» RAW DATA
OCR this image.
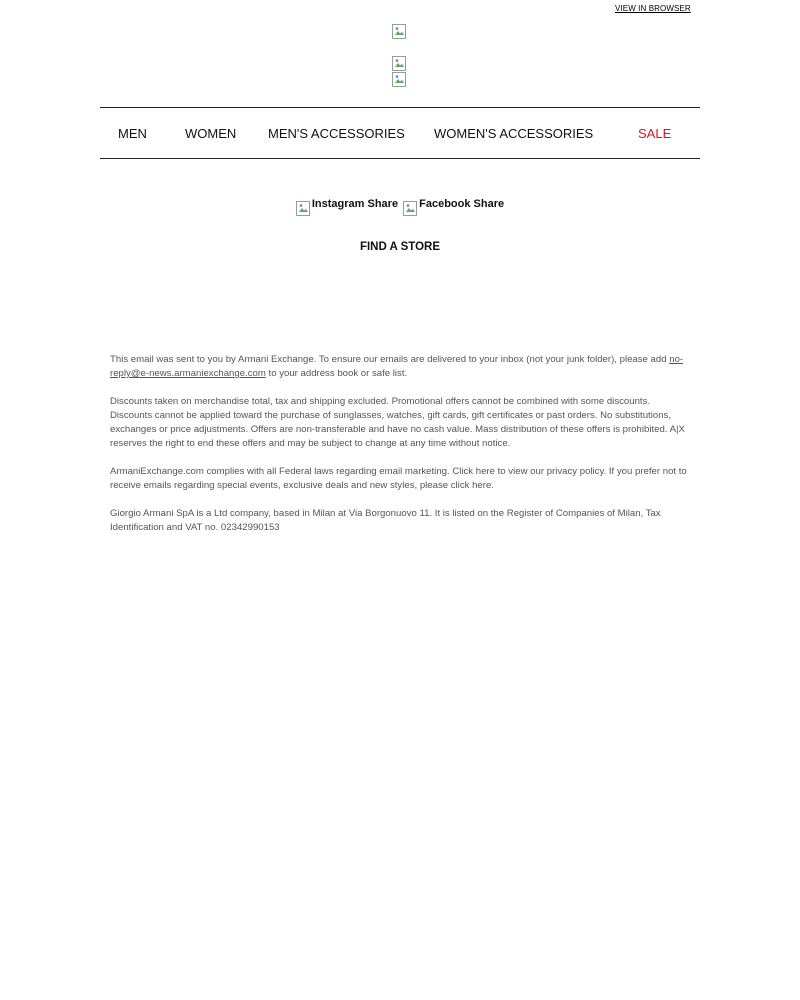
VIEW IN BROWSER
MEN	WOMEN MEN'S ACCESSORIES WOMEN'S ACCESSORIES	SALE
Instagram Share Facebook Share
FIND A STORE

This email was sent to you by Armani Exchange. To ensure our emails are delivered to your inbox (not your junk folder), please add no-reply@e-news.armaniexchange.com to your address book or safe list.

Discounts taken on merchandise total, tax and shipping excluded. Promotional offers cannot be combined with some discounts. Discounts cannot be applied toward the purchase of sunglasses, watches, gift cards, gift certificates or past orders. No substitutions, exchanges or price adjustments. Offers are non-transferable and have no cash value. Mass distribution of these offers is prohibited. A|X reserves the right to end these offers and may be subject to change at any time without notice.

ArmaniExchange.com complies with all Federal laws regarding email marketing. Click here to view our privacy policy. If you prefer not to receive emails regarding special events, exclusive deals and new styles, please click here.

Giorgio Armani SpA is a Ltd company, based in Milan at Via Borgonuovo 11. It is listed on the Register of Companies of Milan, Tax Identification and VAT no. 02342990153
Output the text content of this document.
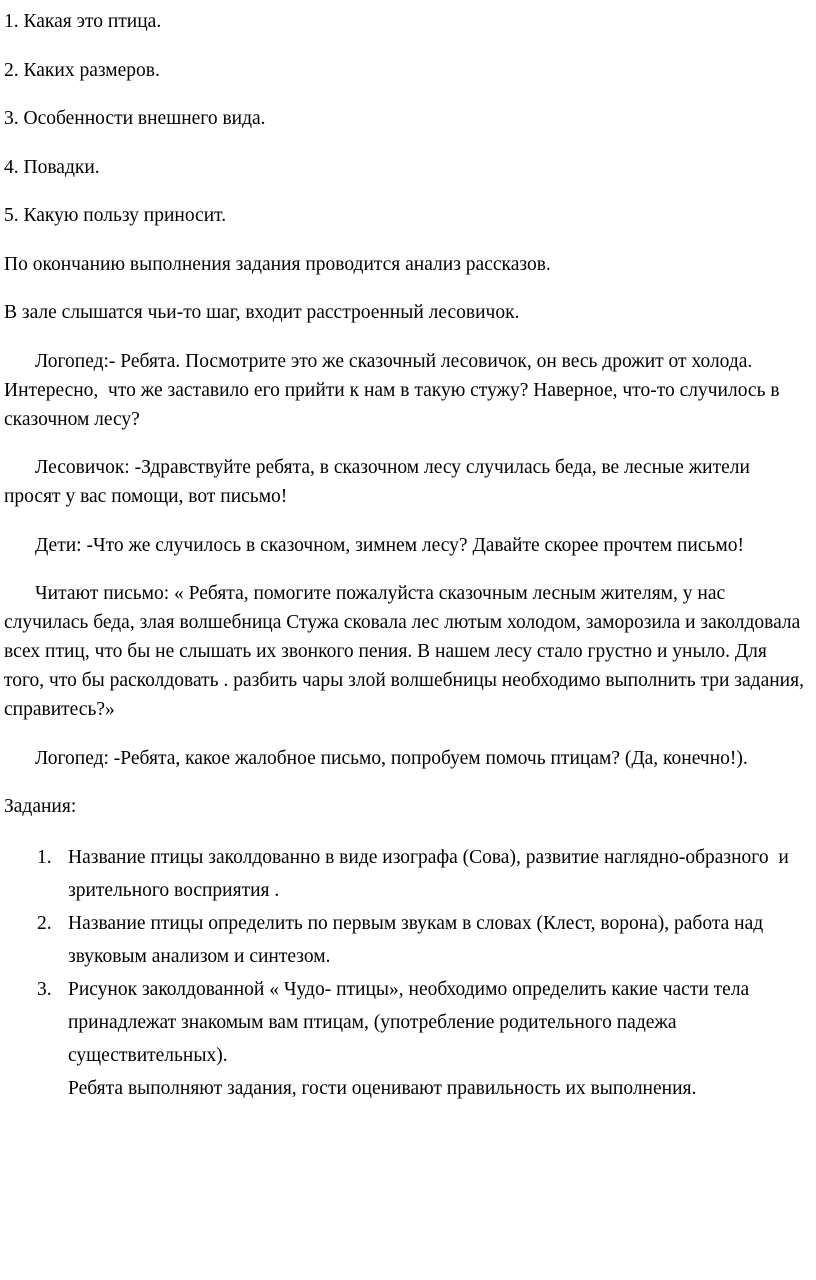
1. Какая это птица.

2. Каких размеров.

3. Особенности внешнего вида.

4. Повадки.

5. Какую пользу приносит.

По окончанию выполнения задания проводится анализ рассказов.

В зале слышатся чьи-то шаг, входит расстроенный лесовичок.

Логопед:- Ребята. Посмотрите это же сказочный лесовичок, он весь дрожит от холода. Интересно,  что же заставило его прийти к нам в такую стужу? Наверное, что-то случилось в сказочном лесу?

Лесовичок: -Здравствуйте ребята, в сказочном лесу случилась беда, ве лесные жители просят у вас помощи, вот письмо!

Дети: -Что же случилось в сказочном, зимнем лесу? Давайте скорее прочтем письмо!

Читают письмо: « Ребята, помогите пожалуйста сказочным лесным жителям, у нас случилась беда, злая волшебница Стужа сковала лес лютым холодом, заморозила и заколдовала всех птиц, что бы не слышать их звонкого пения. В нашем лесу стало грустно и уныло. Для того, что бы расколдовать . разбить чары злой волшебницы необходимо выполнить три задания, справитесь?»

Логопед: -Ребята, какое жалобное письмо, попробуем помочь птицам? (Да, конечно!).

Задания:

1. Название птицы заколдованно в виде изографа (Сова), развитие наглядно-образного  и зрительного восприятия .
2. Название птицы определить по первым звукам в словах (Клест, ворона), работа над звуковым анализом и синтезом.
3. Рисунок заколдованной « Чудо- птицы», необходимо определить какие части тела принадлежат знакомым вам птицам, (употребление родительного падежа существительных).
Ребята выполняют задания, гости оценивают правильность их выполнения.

» TASK DIRECTIONS
Find the string "определить" in the listing and return every line that holds it.

» FINISHED ANSWER
2. Название птицы определить по первым звукам в словах (Клест, ворона), работа над звуковым анализом и синтезом.
3. Рисунок заколдованной « Чудо- птицы», необходимо определить какие части тела принадлежат знакомым вам птицам, (употребление родительного падежа существительных).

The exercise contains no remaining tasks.